Du fait de la crise sanitaire et économique, les résultats de la Convention citoyenne pour le climat semblent être passés à la trappe. Cette expérience de démocratie participative était-elle judicieuse ?
La crise sanitaire a pris la préséance sur de très nombreux sujets, et semble avoir évacué la question écologique des débats. Les espoirs des membres de la Convention sur le climat sont-ils voués à être déçus ? Emmanuel Macron va-t-il être dans l’impossibilité de tenir ses engagements à leur égard ?
Christophe Boutin : Je ne suis pas certain, même si effectivement la crise sanitaire actuelle semble avoir pris le pas sur tous les autres sujets, que la question écologique ait été totalement écartée de l’esprit de nos dirigeants. Je pense au contraire que, dans les six prochains mois, on va nous présenter tout un programme politique et économique destiné à la fois, nous dira-t-on, à tirer le bilan de la crise sanitaire et de répondre aux crises économiques et sociales qu’elle va nécessairement entraîner, pour nous proposer de partir dans une nouvelle direction sociétale, mais en arguant aussi, pour justifier ces nouveaux choix, du fait que l’on pourra cette fois partir sur de nouvelles bases saines en prenant en compte les enjeux environnementaux. En ce sens, les espoirs des membres de la Convention citoyenne sur le climat ne sont sans doute déçus que de manière temporaire.

(Entrées tirées d'une collection)
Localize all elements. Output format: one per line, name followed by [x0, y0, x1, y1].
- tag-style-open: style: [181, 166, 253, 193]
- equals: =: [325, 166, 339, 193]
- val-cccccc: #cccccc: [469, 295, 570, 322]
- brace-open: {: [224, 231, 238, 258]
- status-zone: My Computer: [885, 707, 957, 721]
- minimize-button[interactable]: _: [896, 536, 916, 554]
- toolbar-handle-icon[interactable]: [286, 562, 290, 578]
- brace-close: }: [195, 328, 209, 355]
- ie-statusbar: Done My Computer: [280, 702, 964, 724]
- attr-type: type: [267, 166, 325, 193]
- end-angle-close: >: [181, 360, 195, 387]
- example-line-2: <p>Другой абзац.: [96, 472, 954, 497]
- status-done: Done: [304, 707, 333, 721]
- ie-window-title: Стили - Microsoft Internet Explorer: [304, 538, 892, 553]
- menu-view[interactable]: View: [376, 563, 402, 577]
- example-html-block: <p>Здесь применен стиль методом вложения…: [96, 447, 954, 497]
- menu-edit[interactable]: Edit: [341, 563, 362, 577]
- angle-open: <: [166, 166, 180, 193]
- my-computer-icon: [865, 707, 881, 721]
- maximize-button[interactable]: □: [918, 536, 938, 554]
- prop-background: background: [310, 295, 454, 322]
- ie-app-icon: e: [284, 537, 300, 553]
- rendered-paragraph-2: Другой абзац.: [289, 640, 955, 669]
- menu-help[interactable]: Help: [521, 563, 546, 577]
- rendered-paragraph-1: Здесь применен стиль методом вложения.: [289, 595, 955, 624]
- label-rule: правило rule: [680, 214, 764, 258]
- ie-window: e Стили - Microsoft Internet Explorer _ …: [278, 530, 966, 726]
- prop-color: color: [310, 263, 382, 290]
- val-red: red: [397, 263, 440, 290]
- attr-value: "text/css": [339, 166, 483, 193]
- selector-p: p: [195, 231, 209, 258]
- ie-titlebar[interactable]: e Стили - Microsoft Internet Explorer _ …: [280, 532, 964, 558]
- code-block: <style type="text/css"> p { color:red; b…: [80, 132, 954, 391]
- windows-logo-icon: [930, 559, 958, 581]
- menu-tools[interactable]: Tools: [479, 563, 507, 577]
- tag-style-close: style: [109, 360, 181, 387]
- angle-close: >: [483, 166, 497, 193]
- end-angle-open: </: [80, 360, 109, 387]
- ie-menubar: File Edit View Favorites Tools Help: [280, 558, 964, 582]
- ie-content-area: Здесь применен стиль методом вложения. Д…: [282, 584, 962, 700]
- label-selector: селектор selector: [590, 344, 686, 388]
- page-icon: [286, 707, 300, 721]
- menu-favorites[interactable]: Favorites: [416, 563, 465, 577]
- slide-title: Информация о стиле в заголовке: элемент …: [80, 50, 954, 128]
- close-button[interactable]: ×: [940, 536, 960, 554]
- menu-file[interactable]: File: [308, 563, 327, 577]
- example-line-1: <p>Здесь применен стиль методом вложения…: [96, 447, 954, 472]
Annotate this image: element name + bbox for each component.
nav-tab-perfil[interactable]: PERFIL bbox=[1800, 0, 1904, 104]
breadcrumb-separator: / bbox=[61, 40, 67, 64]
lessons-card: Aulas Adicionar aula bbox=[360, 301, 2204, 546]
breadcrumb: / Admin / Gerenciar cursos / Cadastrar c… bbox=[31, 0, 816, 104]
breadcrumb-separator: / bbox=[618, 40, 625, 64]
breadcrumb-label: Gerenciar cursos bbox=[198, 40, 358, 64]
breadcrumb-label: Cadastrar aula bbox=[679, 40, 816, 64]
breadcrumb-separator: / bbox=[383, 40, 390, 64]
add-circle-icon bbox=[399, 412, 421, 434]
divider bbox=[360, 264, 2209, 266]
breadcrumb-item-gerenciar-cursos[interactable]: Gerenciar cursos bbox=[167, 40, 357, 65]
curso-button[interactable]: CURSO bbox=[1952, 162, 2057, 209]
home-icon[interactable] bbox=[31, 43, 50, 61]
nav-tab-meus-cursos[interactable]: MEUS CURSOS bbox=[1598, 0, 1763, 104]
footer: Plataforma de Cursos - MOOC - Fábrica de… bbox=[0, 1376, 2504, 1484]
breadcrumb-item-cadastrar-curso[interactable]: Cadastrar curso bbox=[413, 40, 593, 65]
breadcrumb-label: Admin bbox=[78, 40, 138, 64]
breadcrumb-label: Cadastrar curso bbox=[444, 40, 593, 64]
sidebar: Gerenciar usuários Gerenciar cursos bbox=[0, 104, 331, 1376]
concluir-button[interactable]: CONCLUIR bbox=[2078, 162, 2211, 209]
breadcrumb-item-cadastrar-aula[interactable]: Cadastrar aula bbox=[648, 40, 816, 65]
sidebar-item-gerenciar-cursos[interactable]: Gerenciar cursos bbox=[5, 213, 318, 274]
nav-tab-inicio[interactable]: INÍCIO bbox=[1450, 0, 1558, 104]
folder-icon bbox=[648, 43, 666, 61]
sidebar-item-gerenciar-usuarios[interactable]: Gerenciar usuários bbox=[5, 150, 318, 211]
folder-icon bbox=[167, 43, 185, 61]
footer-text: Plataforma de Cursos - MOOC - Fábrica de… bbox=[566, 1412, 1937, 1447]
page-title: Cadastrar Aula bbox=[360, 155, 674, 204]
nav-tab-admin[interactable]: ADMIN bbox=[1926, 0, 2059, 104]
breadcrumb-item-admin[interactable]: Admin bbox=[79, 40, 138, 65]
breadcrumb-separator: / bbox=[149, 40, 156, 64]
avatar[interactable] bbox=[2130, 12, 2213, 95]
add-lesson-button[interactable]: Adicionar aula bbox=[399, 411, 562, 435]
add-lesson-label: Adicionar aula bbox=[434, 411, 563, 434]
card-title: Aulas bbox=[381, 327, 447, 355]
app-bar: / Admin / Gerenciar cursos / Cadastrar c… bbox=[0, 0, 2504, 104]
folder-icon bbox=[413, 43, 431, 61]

__CONSIGNE A__:
Reprenez, s'il vous plaît, la partie de la liste qui va de son début jusqu'à la ligne contenant "- toolbar-handle-icon[interactable]: [286, 562, 290, 578]" incluse, en remplaçant "My Computer" par "Poste de travail" sans rien changer d'autre.
__CONSIGNE B__:
Poursuivez le texte sur la Convention citoyenne pour le climat à partir de sa dernière phrase.
Cette liste n'a aucun rapport avec le texte.

__RÉPONSE A__:
Localize all elements. Output format: one per line, name followed by [x0, y0, x1, y1].
- tag-style-open: style: [181, 166, 253, 193]
- equals: =: [325, 166, 339, 193]
- val-cccccc: #cccccc: [469, 295, 570, 322]
- brace-open: {: [224, 231, 238, 258]
- status-zone: Poste de travail: [885, 707, 957, 721]
- minimize-button[interactable]: _: [896, 536, 916, 554]
- toolbar-handle-icon[interactable]: [286, 562, 290, 578]

__RÉPONSE B__:
Il est vrai qu’Emmanuel Macron s’était engagé à l’époque par un « contrat moral », à soumettre « sans filtre » les propositions de la Convention qu’il créait, soit au Parlement, pour ce qui devait déboucher sur des lois, soit même éventuellement à l’ensemble des citoyens pour qu’ils décident par un référendum, et, pour le reste, au gouvernement, pour qu’il prenne des actes réglementaires. Or certains anciens membres de la Convention sont actuellement déçus, parce qu’ils ont l’impression que cela ne va pas assez vite, que certaines de leurs propositions sont trop discutées, par le gouvernement ou par le Parlement, et qu’elles en ressortent trop modifiées. Mais, il est permis de se poser la question de savoir si ces modifications ne sont pas un combat d’arrière-garde qui sera balayé très rapidement.
C’est que l’histoire que l’on nous raconte est un roman pour enfants, un film de propagande destiné à nous faire valider les choix de la Convention. Que nous présente-t-on ? D’un côté, un monde qui irait à la catastrophe environnementale sous les effets d’un système économique protégé par une caste administrative autiste et irresponsable ; de l’autre, mêlant le peuple aux experts (n’y a-t-on pas entendu Yan Arthus Bertrand ?), la Convention citoyenne, qui aurait fait des choix rationnels et rigoureux contre les non-choix de gouvernants coupés des réalités. C’est l’habituel schéma binaire, le Bien contre le Mal, la Vérité contre l’Erreur. Et comme les méchants cherchent, malgré les mises en garde catastrophistes, à conserver la main, les Purs, devenus Vigilants, sorte de méga-wokes, doivent maintenant veiller à ce que leurs décisions soient bien appliquées.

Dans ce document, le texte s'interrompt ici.